## Begin Records supplied

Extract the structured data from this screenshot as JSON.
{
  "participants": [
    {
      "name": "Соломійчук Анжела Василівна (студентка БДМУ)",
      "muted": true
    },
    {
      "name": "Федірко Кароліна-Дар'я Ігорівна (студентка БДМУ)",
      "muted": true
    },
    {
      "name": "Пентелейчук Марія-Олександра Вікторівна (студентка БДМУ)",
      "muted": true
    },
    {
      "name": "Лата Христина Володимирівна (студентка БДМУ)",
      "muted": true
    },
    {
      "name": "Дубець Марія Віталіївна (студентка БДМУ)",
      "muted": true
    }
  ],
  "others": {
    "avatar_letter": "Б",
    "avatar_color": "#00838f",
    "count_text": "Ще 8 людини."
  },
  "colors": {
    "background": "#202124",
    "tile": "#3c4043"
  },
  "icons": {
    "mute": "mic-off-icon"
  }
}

## End Records supplied

◆ **Prompt**: In the entries above, find the lines containing the word "name" and say how many there are, with no other words.

◆ **Output of the task**: 5